-- BEGIN Data provided --

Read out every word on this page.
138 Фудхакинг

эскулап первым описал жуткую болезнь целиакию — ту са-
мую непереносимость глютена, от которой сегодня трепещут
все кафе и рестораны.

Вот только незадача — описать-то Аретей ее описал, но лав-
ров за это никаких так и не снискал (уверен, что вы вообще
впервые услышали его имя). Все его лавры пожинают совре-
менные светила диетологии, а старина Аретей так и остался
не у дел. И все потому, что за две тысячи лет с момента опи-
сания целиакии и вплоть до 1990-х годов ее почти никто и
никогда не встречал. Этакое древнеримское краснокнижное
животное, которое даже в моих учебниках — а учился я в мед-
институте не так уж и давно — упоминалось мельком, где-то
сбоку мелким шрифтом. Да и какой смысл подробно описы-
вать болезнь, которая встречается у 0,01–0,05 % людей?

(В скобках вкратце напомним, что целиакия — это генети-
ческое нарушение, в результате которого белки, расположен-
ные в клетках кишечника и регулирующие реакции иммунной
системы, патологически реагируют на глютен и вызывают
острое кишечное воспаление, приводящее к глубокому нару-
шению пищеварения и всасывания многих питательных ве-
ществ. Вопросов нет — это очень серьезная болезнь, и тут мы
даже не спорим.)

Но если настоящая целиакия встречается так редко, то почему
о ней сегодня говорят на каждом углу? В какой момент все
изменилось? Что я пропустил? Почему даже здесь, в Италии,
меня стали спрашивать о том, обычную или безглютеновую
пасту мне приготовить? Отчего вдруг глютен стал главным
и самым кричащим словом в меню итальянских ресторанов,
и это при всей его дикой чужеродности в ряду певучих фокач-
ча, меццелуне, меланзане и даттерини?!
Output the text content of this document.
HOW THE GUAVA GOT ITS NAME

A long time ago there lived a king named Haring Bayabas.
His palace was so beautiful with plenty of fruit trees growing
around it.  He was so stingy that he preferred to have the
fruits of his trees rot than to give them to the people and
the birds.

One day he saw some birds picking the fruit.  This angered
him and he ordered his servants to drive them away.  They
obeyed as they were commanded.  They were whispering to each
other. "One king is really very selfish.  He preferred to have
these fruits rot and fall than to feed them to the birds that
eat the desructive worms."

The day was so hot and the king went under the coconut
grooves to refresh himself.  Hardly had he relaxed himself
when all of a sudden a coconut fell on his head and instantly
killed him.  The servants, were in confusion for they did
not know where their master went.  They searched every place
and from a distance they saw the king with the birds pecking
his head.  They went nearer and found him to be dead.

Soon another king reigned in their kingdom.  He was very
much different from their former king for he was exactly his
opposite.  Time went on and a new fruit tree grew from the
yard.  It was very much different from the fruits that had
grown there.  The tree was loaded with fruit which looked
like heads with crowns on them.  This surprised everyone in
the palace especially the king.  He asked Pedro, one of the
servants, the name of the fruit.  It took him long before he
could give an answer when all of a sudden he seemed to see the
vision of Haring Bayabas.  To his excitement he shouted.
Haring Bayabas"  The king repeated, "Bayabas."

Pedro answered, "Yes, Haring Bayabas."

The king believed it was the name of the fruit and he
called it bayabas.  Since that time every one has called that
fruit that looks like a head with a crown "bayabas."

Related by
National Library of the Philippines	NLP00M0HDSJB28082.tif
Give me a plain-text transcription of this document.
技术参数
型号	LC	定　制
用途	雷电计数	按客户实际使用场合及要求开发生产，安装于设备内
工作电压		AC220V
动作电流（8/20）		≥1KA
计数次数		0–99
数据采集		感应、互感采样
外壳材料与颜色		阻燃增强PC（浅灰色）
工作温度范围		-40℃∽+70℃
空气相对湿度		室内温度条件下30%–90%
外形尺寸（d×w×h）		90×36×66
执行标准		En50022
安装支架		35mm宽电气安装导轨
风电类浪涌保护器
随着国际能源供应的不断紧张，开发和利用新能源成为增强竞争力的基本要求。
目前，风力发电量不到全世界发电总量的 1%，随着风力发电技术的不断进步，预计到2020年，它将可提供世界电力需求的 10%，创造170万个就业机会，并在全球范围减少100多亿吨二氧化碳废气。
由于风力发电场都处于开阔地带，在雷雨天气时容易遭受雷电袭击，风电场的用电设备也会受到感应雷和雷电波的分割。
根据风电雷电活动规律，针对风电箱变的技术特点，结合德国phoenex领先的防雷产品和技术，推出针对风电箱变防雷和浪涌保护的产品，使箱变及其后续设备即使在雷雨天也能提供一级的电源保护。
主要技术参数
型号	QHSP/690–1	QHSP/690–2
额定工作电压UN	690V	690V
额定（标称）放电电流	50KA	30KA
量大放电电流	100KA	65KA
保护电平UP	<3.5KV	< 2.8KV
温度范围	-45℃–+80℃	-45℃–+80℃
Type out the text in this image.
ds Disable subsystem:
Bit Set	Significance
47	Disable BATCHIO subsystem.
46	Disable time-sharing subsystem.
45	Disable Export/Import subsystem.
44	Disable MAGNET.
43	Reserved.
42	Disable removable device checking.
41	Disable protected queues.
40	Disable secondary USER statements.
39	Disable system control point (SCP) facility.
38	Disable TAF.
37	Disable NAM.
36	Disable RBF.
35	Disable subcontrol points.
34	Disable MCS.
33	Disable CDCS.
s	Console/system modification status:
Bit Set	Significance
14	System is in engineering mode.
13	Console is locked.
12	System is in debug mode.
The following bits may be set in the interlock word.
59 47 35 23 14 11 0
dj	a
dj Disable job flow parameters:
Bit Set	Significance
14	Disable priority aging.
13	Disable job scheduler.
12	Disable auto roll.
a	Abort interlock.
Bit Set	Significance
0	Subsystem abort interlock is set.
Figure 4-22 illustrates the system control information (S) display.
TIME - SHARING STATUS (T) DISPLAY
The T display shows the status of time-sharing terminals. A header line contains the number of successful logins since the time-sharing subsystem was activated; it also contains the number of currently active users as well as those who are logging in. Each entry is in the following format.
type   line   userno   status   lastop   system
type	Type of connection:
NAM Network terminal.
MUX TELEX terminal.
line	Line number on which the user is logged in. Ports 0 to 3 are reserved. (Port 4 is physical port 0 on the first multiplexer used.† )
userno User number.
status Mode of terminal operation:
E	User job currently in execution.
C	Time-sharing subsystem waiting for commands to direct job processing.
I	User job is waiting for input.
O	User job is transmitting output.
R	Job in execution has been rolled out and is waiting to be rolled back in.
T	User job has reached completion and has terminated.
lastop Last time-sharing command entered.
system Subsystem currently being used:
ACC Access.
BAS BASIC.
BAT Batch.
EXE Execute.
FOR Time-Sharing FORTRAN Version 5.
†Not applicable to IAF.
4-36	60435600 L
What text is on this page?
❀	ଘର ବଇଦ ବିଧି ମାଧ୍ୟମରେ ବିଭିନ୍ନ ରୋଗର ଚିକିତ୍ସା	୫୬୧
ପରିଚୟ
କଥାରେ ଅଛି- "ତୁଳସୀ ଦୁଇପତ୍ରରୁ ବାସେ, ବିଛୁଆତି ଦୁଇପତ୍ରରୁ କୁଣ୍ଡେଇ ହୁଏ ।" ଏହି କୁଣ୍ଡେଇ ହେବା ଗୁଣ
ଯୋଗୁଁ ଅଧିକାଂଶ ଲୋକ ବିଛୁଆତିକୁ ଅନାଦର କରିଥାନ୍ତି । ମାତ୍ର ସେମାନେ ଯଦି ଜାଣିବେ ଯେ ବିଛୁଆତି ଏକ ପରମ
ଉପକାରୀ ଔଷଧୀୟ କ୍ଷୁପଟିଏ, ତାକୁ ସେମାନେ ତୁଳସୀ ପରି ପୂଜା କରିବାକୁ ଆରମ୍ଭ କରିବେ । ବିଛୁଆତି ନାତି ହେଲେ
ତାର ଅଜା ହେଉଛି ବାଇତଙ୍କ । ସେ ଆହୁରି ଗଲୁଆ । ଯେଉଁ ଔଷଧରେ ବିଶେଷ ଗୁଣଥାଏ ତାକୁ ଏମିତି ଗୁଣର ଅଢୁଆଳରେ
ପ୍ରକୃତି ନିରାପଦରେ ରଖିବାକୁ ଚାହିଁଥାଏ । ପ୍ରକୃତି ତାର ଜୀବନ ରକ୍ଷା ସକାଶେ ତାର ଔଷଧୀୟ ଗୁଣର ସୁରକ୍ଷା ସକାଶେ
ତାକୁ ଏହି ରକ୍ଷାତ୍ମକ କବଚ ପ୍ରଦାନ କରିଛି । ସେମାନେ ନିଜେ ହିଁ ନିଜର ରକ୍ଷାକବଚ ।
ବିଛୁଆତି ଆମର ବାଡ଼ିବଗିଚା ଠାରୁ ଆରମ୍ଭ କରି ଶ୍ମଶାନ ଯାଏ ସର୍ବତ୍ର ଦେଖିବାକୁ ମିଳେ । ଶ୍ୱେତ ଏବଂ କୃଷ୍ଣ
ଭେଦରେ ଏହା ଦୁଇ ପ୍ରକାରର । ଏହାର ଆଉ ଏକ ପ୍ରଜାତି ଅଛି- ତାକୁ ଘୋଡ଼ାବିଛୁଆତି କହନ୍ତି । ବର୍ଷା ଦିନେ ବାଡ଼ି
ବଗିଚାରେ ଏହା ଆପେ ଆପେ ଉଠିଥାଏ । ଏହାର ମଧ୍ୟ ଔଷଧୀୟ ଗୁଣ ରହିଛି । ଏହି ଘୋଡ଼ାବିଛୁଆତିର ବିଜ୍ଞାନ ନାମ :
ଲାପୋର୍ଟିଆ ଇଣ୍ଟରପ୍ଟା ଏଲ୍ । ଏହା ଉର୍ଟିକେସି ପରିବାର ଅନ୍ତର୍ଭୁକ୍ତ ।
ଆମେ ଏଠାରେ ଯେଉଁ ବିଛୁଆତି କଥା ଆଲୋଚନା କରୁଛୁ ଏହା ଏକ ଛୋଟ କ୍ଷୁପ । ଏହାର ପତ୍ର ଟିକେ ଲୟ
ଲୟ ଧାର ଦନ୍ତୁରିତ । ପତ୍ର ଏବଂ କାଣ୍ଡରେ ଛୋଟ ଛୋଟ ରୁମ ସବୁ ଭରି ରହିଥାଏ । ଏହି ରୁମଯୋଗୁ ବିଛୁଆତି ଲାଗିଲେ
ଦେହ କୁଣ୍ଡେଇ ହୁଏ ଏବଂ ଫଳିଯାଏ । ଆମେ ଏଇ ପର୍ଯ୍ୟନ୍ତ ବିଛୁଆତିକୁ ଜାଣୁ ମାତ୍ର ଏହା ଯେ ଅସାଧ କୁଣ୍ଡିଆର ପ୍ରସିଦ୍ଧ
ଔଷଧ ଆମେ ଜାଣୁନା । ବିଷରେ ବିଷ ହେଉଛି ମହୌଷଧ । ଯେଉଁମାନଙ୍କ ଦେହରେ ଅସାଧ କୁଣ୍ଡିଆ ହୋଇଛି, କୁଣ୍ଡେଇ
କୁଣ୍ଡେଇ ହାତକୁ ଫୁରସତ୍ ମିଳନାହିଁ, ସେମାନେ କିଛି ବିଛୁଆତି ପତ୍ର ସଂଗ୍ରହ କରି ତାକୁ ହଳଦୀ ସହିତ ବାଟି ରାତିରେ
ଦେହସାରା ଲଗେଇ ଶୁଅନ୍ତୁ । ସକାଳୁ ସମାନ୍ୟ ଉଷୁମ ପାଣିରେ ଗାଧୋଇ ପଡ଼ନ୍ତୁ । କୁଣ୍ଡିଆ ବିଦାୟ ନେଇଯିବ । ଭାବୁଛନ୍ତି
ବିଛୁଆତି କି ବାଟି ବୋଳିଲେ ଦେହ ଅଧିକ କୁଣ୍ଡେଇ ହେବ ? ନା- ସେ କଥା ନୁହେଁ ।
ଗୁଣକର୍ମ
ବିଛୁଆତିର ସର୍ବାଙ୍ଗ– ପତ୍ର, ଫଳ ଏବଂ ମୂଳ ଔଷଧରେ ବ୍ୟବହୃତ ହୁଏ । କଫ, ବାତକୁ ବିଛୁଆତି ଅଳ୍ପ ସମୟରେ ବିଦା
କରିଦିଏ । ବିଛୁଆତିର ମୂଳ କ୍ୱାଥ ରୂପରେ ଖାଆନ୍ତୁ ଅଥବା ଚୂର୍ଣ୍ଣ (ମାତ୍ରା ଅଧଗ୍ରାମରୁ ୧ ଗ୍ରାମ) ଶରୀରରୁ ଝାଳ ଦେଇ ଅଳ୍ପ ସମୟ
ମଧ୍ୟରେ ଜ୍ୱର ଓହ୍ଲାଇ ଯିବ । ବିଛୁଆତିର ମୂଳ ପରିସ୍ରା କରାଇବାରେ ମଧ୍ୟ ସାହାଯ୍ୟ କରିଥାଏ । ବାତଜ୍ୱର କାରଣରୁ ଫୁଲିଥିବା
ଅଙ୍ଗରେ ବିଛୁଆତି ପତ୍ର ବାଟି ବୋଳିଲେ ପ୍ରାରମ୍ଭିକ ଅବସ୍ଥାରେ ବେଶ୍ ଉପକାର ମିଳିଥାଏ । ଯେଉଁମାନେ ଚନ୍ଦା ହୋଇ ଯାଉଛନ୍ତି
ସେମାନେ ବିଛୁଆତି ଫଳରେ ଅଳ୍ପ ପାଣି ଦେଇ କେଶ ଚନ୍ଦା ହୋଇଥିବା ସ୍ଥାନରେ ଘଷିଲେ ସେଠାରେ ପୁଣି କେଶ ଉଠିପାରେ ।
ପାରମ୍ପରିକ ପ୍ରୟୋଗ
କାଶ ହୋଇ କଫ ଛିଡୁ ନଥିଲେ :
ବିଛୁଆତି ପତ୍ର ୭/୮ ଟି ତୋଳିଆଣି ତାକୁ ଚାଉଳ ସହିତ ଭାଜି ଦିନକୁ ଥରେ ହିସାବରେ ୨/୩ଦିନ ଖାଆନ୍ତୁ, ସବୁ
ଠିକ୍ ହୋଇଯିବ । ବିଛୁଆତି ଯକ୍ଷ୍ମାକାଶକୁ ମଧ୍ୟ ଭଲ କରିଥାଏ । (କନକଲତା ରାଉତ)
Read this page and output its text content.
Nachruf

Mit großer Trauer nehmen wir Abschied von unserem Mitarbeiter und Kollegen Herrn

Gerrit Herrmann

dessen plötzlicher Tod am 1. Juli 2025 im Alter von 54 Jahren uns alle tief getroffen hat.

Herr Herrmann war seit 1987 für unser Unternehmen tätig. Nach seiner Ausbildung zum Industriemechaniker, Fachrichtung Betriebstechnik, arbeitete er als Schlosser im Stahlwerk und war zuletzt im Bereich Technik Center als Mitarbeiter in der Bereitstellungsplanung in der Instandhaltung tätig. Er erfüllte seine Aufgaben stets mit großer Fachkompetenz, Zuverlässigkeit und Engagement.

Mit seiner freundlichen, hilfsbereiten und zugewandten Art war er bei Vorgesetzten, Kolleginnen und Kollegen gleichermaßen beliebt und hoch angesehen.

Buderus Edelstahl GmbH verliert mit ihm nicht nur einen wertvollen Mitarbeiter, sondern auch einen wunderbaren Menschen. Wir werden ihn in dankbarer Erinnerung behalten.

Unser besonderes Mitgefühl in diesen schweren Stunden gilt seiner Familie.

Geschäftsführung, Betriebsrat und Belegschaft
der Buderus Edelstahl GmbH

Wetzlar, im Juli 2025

-- END Data provided --

→ Task statement:
Copy every line of the listing that includes the string "GmbH".

→ Problem solution:
Buderus Edelstahl GmbH verliert mit ihm nicht nur einen wertvollen Mitarbeiter, sondern auch einen wunderbaren Menschen. Wir werden ihn in dankbarer Erinnerung behalten.
der Buderus Edelstahl GmbH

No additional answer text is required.